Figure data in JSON
* * * *
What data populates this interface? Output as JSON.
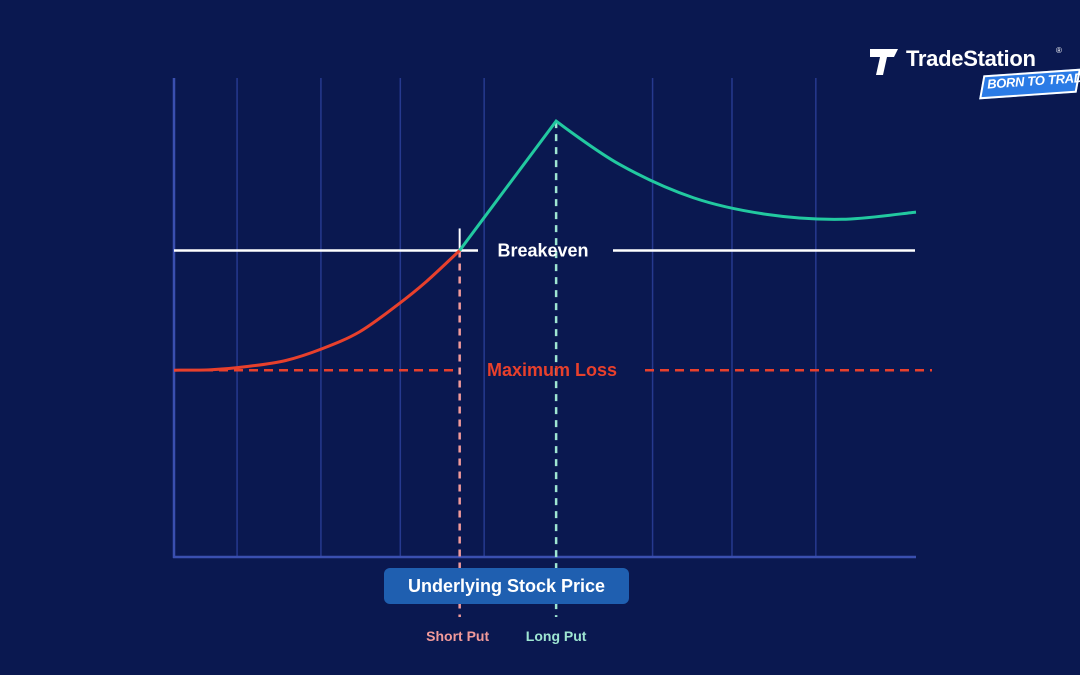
{
  "brand": {
    "name": "TradeStation",
    "reg_mark": "®",
    "tagline": "BORN TO TRADE",
    "tag_color": "#2b7be6"
  },
  "colors": {
    "background": "#0a1850",
    "axis": "#3a4fb0",
    "gridline": "#26398f",
    "breakeven": "#ffffff",
    "loss_curve": "#e8402c",
    "profit_curve": "#22c9a0",
    "short_put": "#f29a9a",
    "long_put": "#9ee6d2",
    "badge_bg": "#1f5fb0"
  },
  "chart_data": {
    "type": "line",
    "title": "",
    "xlabel": "Underlying Stock Price",
    "ylabel": "",
    "x_range": [
      0,
      100
    ],
    "y_range": [
      0,
      100
    ],
    "grid": {
      "vertical": true,
      "horizontal": false
    },
    "vertical_gridlines_x": [
      8.5,
      19.8,
      30.5,
      41.8,
      64.5,
      75.2,
      86.5
    ],
    "breakeven_level": 64,
    "max_loss_level": 39,
    "short_put_x": 38.5,
    "long_put_x": 51.5,
    "annotations": {
      "breakeven": "Breakeven",
      "max_loss": "Maximum Loss",
      "short_put": "Short Put",
      "long_put": "Long Put"
    },
    "series": [
      {
        "segment": "loss",
        "x": [
          0,
          5,
          10,
          15,
          20,
          25,
          30,
          34,
          38.5
        ],
        "y": [
          39,
          39.1,
          39.8,
          41,
          43.5,
          47,
          52.5,
          57.5,
          64
        ]
      },
      {
        "segment": "profit",
        "x": [
          38.5,
          51.5,
          60,
          70,
          80,
          90,
          100
        ],
        "y": [
          64,
          91,
          82,
          75,
          71.5,
          70.5,
          72
        ]
      }
    ]
  }
}
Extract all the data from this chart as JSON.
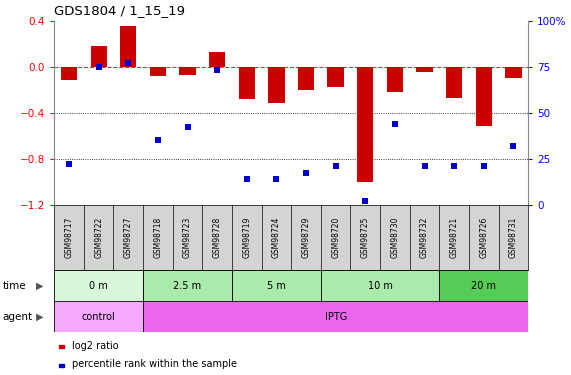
{
  "title": "GDS1804 / 1_15_19",
  "samples": [
    "GSM98717",
    "GSM98722",
    "GSM98727",
    "GSM98718",
    "GSM98723",
    "GSM98728",
    "GSM98719",
    "GSM98724",
    "GSM98729",
    "GSM98720",
    "GSM98725",
    "GSM98730",
    "GSM98732",
    "GSM98721",
    "GSM98726",
    "GSM98731"
  ],
  "log2_ratio": [
    -0.12,
    0.18,
    0.35,
    -0.08,
    -0.07,
    0.13,
    -0.28,
    -0.32,
    -0.2,
    -0.18,
    -1.0,
    -0.22,
    -0.05,
    -0.27,
    -0.52,
    -0.1
  ],
  "percentile_rank": [
    22,
    75,
    77,
    35,
    42,
    73,
    14,
    14,
    17,
    21,
    2,
    44,
    21,
    21,
    21,
    32
  ],
  "time_groups": [
    {
      "label": "0 m",
      "start": 0,
      "end": 3,
      "color": "#d9f7d9"
    },
    {
      "label": "2.5 m",
      "start": 3,
      "end": 6,
      "color": "#aaeaaa"
    },
    {
      "label": "5 m",
      "start": 6,
      "end": 9,
      "color": "#aaeaaa"
    },
    {
      "label": "10 m",
      "start": 9,
      "end": 13,
      "color": "#aaeaaa"
    },
    {
      "label": "20 m",
      "start": 13,
      "end": 16,
      "color": "#55cc55"
    }
  ],
  "agent_groups": [
    {
      "label": "control",
      "start": 0,
      "end": 3,
      "color": "#f5aaff"
    },
    {
      "label": "IPTG",
      "start": 3,
      "end": 16,
      "color": "#ee66ee"
    }
  ],
  "bar_color": "#cc0000",
  "dot_color": "#0000cc",
  "ylim": [
    -1.2,
    0.4
  ],
  "yticks_left": [
    -1.2,
    -0.8,
    -0.4,
    0.0,
    0.4
  ],
  "yticks_right": [
    0,
    25,
    50,
    75,
    100
  ],
  "hline_y": 0.0,
  "dotline1": -0.4,
  "dotline2": -0.8
}
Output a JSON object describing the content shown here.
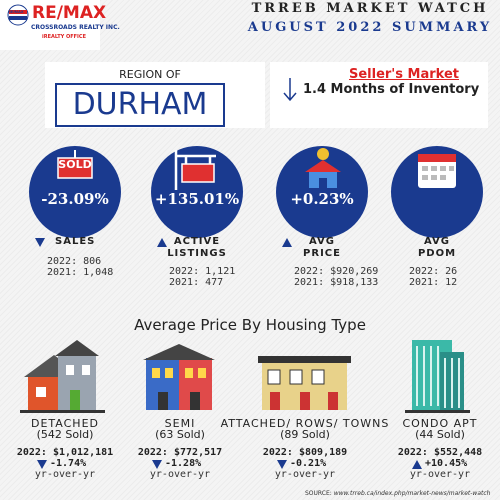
{
  "logo": {
    "brand": "RE/MAX",
    "balloon": "RE/MAX",
    "office": "CROSSROADS REALTY INC.",
    "tagline": "iREALTY OFFICE"
  },
  "header": {
    "title": "TRREB MARKET WATCH",
    "subtitle": "AUGUST 2022 SUMMARY"
  },
  "region": {
    "label": "REGION OF",
    "name": "DURHAM"
  },
  "market": {
    "status": "Seller's Market",
    "inventory": "1.4 Months of Inventory"
  },
  "stats": [
    {
      "change": "-23.09%",
      "label": [
        "SALES"
      ],
      "trend": "down",
      "sign": "SOLD",
      "rows": [
        [
          "2022:",
          "806"
        ],
        [
          "2021:",
          "1,048"
        ]
      ]
    },
    {
      "change": "+135.01%",
      "label": [
        "ACTIVE",
        "LISTINGS"
      ],
      "trend": "up",
      "rows": [
        [
          "2022:",
          "1,121"
        ],
        [
          "2021:",
          "477"
        ]
      ]
    },
    {
      "change": "+0.23%",
      "label": [
        "AVG",
        "PRICE"
      ],
      "trend": "up",
      "rows": [
        [
          "2022:",
          "$920,269"
        ],
        [
          "2021:",
          "$918,133"
        ]
      ]
    },
    {
      "label": [
        "AVG",
        "PDOM"
      ],
      "rows": [
        [
          "2022:",
          "26"
        ],
        [
          "2021:",
          "12"
        ]
      ]
    }
  ],
  "section": {
    "title": "Average Price By Housing Type"
  },
  "housing": [
    {
      "type": "DETACHED",
      "sold": "(542 Sold)",
      "year": "2022:",
      "price": "$1,012,181",
      "change": "-1.74%",
      "trend": "down",
      "note": "yr-over-yr"
    },
    {
      "type": "SEMI",
      "sold": "(63 Sold)",
      "year": "2022:",
      "price": "$772,517",
      "change": "-1.28%",
      "trend": "down",
      "note": "yr-over-yr"
    },
    {
      "type": "ATTACHED/ ROWS/ TOWNS",
      "sold": "(89 Sold)",
      "year": "2022:",
      "price": "$809,189",
      "change": "-0.21%",
      "trend": "down",
      "note": "yr-over-yr"
    },
    {
      "type": "CONDO APT",
      "sold": "(44 Sold)",
      "year": "2022:",
      "price": "$552,448",
      "change": "+10.45%",
      "trend": "up",
      "note": "yr-over-yr"
    }
  ],
  "source": {
    "label": "SOURCE:",
    "url": "www.trreb.ca/index.php/market-news/market-watch"
  }
}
* * * *
▶ What the task asks
Copy the data exactly. Any picture it contains is to be omitted.

▶ Final answer
What data populates this interface? Output as JSON.
{
  "brand": {
    "name": "TradeStation",
    "reg_mark": "®",
    "tagline": "BORN TO TRADE",
    "tag_color": "#2b7be6"
  },
  "colors": {
    "background": "#0a1850",
    "axis": "#3a4fb0",
    "gridline": "#26398f",
    "breakeven": "#ffffff",
    "loss_curve": "#e8402c",
    "profit_curve": "#22c9a0",
    "short_put": "#f29a9a",
    "long_put": "#9ee6d2",
    "badge_bg": "#1f5fb0"
  },
  "chart_data": {
    "type": "line",
    "title": "",
    "xlabel": "Underlying Stock Price",
    "ylabel": "",
    "x_range": [
      0,
      100
    ],
    "y_range": [
      0,
      100
    ],
    "grid": {
      "vertical": true,
      "horizontal": false
    },
    "vertical_gridlines_x": [
      8.5,
      19.8,
      30.5,
      41.8,
      64.5,
      75.2,
      86.5
    ],
    "breakeven_level": 64,
    "max_loss_level": 39,
    "short_put_x": 38.5,
    "long_put_x": 51.5,
    "annotations": {
      "breakeven": "Breakeven",
      "max_loss": "Maximum Loss",
      "short_put": "Short Put",
      "long_put": "Long Put"
    },
    "series": [
      {
        "segment": "loss",
        "x": [
          0,
          5,
          10,
          15,
          20,
          25,
          30,
          34,
          38.5
        ],
        "y": [
          39,
          39.1,
          39.8,
          41,
          43.5,
          47,
          52.5,
          57.5,
          64
        ]
      },
      {
        "segment": "profit",
        "x": [
          38.5,
          51.5,
          60,
          70,
          80,
          90,
          100
        ],
        "y": [
          64,
          91,
          82,
          75,
          71.5,
          70.5,
          72
        ]
      }
    ]
  }
}
Extract all the data from this chart as JSON.
{
  "title": "GDS1804 / 1_15_19",
  "samples": [
    "GSM98717",
    "GSM98722",
    "GSM98727",
    "GSM98718",
    "GSM98723",
    "GSM98728",
    "GSM98719",
    "GSM98724",
    "GSM98729",
    "GSM98720",
    "GSM98725",
    "GSM98730",
    "GSM98732",
    "GSM98721",
    "GSM98726",
    "GSM98731"
  ],
  "log2_ratio": [
    -0.12,
    0.18,
    0.35,
    -0.08,
    -0.07,
    0.13,
    -0.28,
    -0.32,
    -0.2,
    -0.18,
    -1.0,
    -0.22,
    -0.05,
    -0.27,
    -0.52,
    -0.1
  ],
  "percentile_rank": [
    22,
    75,
    77,
    35,
    42,
    73,
    14,
    14,
    17,
    21,
    2,
    44,
    21,
    21,
    21,
    32
  ],
  "time_groups": [
    {
      "label": "0 m",
      "start": 0,
      "end": 3,
      "color": "#d9f7d9"
    },
    {
      "label": "2.5 m",
      "start": 3,
      "end": 6,
      "color": "#aaeaaa"
    },
    {
      "label": "5 m",
      "start": 6,
      "end": 9,
      "color": "#aaeaaa"
    },
    {
      "label": "10 m",
      "start": 9,
      "end": 13,
      "color": "#aaeaaa"
    },
    {
      "label": "20 m",
      "start": 13,
      "end": 16,
      "color": "#55cc55"
    }
  ],
  "agent_groups": [
    {
      "label": "control",
      "start": 0,
      "end": 3,
      "color": "#f5aaff"
    },
    {
      "label": "IPTG",
      "start": 3,
      "end": 16,
      "color": "#ee66ee"
    }
  ],
  "bar_color": "#cc0000",
  "dot_color": "#0000cc",
  "ylim": [
    -1.2,
    0.4
  ],
  "yticks_left": [
    -1.2,
    -0.8,
    -0.4,
    0.0,
    0.4
  ],
  "yticks_right": [
    0,
    25,
    50,
    75,
    100
  ],
  "hline_y": 0.0,
  "dotline1": -0.4,
  "dotline2": -0.8
}
Output a JSON object describing the content shown here.
{
  "logo": {
    "brand": "RE/MAX",
    "balloon": "RE/MAX",
    "office": "CROSSROADS REALTY INC.",
    "tagline": "iREALTY OFFICE"
  },
  "header": {
    "title": "TRREB MARKET WATCH",
    "subtitle": "AUGUST 2022 SUMMARY"
  },
  "region": {
    "label": "REGION OF",
    "name": "DURHAM"
  },
  "market": {
    "status": "Seller's Market",
    "inventory": "1.4 Months of Inventory"
  },
  "stats": [
    {
      "change": "-23.09%",
      "label": [
        "SALES"
      ],
      "trend": "down",
      "sign": "SOLD",
      "rows": [
        [
          "2022:",
          "806"
        ],
        [
          "2021:",
          "1,048"
        ]
      ]
    },
    {
      "change": "+135.01%",
      "label": [
        "ACTIVE",
        "LISTINGS"
      ],
      "trend": "up",
      "rows": [
        [
          "2022:",
          "1,121"
        ],
        [
          "2021:",
          "477"
        ]
      ]
    },
    {
      "change": "+0.23%",
      "label": [
        "AVG",
        "PRICE"
      ],
      "trend": "up",
      "rows": [
        [
          "2022:",
          "$920,269"
        ],
        [
          "2021:",
          "$918,133"
        ]
      ]
    },
    {
      "label": [
        "AVG",
        "PDOM"
      ],
      "rows": [
        [
          "2022:",
          "26"
        ],
        [
          "2021:",
          "12"
        ]
      ]
    }
  ],
  "section": {
    "title": "Average Price By Housing Type"
  },
  "housing": [
    {
      "type": "DETACHED",
      "sold": "(542 Sold)",
      "year": "2022:",
      "price": "$1,012,181",
      "change": "-1.74%",
      "trend": "down",
      "note": "yr-over-yr"
    },
    {
      "type": "SEMI",
      "sold": "(63 Sold)",
      "year": "2022:",
      "price": "$772,517",
      "change": "-1.28%",
      "trend": "down",
      "note": "yr-over-yr"
    },
    {
      "type": "ATTACHED/ ROWS/ TOWNS",
      "sold": "(89 Sold)",
      "year": "2022:",
      "price": "$809,189",
      "change": "-0.21%",
      "trend": "down",
      "note": "yr-over-yr"
    },
    {
      "type": "CONDO APT",
      "sold": "(44 Sold)",
      "year": "2022:",
      "price": "$552,448",
      "change": "+10.45%",
      "trend": "up",
      "note": "yr-over-yr"
    }
  ],
  "source": {
    "label": "SOURCE:",
    "url": "www.trreb.ca/index.php/market-news/market-watch"
  }
}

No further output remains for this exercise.